Records to use
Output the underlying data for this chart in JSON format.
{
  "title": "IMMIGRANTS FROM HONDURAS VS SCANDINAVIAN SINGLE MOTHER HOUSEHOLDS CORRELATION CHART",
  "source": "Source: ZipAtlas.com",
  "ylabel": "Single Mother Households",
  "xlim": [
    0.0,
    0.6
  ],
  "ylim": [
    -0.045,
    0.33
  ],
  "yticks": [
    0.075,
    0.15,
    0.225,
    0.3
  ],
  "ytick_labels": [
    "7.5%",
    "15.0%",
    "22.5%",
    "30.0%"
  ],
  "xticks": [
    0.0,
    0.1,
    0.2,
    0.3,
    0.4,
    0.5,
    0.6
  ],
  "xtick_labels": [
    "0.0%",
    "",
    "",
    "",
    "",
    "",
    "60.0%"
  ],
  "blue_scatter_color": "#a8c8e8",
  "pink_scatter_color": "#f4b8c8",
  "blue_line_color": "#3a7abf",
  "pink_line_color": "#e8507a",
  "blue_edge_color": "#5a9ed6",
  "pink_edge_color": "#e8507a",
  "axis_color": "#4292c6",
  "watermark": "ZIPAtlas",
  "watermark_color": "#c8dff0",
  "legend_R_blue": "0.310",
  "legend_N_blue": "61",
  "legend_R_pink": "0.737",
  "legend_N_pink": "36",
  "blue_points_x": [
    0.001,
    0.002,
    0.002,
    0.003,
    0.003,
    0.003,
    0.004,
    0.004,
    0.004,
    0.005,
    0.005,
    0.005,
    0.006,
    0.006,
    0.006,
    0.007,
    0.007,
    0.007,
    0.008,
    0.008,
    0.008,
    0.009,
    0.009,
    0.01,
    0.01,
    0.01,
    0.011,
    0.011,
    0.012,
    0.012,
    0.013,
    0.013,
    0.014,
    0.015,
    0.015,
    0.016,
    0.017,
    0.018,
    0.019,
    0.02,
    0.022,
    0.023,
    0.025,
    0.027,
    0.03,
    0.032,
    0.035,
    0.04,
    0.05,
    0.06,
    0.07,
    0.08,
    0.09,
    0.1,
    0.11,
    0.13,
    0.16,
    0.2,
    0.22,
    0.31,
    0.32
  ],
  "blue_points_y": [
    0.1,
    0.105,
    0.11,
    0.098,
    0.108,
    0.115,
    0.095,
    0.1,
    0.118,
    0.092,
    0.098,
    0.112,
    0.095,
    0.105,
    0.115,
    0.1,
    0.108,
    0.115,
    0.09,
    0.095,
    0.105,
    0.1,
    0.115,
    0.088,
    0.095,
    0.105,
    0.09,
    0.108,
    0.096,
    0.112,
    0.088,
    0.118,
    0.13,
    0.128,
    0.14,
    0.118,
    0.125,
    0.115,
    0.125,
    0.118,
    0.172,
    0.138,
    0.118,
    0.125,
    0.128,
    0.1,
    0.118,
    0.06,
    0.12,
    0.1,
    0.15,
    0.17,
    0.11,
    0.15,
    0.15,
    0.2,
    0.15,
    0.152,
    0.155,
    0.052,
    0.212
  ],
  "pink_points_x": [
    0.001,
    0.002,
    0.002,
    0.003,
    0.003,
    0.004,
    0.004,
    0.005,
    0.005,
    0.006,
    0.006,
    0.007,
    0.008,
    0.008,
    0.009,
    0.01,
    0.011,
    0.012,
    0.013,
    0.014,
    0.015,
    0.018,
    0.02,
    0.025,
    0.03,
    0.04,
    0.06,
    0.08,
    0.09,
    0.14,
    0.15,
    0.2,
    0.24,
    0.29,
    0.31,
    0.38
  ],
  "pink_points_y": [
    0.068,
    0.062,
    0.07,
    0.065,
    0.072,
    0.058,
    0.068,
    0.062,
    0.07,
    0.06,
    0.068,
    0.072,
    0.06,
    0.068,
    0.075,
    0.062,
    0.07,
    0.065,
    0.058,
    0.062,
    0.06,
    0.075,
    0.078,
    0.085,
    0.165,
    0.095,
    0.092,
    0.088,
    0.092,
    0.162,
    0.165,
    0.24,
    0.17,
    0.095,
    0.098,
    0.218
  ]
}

* * *

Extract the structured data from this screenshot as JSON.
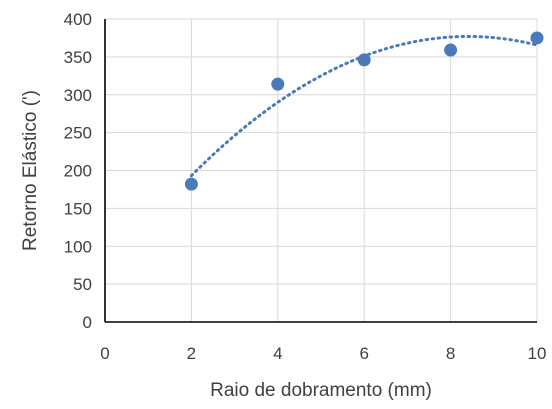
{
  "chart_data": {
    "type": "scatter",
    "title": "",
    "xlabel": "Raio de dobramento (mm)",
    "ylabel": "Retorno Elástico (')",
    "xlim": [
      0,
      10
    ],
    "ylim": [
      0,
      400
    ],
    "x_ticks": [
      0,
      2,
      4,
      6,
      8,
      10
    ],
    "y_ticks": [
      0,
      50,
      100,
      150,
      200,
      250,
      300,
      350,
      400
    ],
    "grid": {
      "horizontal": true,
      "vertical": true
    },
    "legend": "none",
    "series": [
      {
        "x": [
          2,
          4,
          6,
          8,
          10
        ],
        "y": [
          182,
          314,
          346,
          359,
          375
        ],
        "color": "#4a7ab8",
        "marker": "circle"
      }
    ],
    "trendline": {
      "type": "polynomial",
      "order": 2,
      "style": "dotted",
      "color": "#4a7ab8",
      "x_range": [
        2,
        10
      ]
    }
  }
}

Requirement
Copy every line above that includes the string "this".

Exercise result
Output the underlying data for this chart in JSON format.
Extract the structured data from this screenshot as JSON.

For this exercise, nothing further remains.